SELECTED PASSAGE:
## Begin
EX-5.1 4 ex5_1.htm

Exhibit 5.1

[EMC Corporation Letterhead]

 

October 19, 2004

 

EMC Corporation
176 South Street
Hopkinton, MA 01748

Ladies and Gentlemen:

               I am Senior Vice President and General Counsel to EMC Corporation, a Massachusetts corporation (the “Company”), and am issuing this opinion in connection with the registration statement on Form S-8 (the “Registration Statement”) being filed by the Company with the Securities and Exchange Commission (the “Commission”) on the date hereof for the purpose of registering under the Securities Act of 1933, as amended (the “Securities Act”), an aggregate of 75,248,444 shares (collectively, the “Shares”) of common stock, par value $.01 per share, of the Company, of which (i) 50,000,000 shares may be issued pursuant to awards granted under the EMC Corporation 2003 Stock Plan, as amended (the “2003 Plan”), (ii) 25,000,000 shares may be issued pursuant to the EMC Corporation 1989 Employee Stock Purchase Plan, as amended (the “1989 Plan”), and (iii) 248,444 shares may be issued pursuant to awards granted under the Dantz Development Corporation Amended and Restated 1997 Equity Incentive Plan (the “Dantz Plan,” and, together with the 2003 Plan and the 1989 Plan, collectively, the “Plans”).

               In this connection, I have examined and am familiar with originals or copies, certified or otherwise identified to my satisfaction, of (i) the Registration Statement; (ii) the Company’s Restated Articles of Organization, as amended; (iii) such records of the corporate proceedings of the Company as I have deemed necessary or appropriate as a basis for the opinions set forth herein; and (iv) such certificates of officers of the Company and others and such other records and documents as I have deemed necessary or appropriate as a basis for the opinion set forth herein.
## End
Saved entries:
## Begin
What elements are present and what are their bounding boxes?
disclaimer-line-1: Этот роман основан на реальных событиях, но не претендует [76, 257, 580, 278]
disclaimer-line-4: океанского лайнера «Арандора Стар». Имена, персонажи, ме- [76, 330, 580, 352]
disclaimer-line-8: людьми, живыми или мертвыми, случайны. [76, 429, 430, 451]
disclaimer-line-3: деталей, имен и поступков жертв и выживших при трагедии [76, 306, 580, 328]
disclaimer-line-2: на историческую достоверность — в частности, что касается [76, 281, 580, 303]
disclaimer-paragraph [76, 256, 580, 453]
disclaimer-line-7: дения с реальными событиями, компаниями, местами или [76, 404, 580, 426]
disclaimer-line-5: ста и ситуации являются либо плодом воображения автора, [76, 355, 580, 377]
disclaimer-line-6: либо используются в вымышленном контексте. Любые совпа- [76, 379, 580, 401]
## End
TASK DIRECTIONS: According to the legal opinion letter from EMC Corporation, how many shares may be issued under the Dantz Development Corporation Amended and Restated 1997 Equity Incentive Plan?

FINISHED ANSWER: 248,444 shares